[start]

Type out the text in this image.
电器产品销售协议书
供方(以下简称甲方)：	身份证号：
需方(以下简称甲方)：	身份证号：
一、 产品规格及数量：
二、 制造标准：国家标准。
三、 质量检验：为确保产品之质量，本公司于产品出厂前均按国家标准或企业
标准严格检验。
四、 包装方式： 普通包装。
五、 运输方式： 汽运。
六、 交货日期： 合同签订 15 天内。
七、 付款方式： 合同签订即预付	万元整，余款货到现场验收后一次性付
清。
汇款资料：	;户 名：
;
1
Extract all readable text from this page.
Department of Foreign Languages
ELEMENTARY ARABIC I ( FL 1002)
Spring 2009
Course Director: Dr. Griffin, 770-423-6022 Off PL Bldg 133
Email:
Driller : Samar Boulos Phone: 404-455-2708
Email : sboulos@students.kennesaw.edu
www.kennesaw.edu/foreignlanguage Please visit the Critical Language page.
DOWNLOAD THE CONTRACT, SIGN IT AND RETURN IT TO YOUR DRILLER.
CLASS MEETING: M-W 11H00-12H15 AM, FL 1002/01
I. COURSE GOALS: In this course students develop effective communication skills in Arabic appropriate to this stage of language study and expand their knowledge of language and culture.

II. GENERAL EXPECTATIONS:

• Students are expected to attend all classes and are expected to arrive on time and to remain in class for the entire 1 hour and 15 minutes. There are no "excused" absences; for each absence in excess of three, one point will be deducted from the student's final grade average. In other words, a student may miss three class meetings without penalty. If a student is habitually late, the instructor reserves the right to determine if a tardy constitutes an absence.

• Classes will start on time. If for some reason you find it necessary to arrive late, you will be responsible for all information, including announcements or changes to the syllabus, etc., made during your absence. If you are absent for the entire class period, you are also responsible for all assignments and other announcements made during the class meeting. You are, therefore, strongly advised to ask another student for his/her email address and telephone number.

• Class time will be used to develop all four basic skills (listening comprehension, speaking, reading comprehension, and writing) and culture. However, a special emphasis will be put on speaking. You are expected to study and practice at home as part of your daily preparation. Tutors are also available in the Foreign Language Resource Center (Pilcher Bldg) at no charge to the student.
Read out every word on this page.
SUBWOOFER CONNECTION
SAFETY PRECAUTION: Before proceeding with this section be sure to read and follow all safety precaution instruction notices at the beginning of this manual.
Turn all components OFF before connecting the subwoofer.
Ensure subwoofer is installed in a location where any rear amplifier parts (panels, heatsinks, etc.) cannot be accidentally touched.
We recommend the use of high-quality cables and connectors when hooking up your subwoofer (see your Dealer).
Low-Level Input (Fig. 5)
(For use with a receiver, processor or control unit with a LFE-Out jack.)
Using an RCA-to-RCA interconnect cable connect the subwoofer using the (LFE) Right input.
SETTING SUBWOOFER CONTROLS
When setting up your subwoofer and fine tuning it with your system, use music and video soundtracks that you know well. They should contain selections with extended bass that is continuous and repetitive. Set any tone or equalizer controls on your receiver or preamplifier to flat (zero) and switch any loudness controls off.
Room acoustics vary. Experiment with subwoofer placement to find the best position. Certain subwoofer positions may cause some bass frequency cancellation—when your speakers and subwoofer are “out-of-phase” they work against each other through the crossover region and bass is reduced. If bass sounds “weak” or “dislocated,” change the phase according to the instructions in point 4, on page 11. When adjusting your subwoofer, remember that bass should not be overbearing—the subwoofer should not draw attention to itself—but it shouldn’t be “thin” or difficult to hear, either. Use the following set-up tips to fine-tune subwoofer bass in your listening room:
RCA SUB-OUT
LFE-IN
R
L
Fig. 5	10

[end]

▸ **INSTRUCTION**: Scan the data for the word "Bldg" and copy every line where it shows up.

▸ **OUTPUT**:
Course Director: Dr. Griffin, 770-423-6022 Off PL Bldg 133
• Class time will be used to develop all four basic skills (listening comprehension, speaking, reading comprehension, and writing) and culture. However, a special emphasis will be put on speaking. You are expected to study and practice at home as part of your daily preparation. Tutors are also available in the Foreign Language Resource Center (Pilcher Bldg) at no charge to the student.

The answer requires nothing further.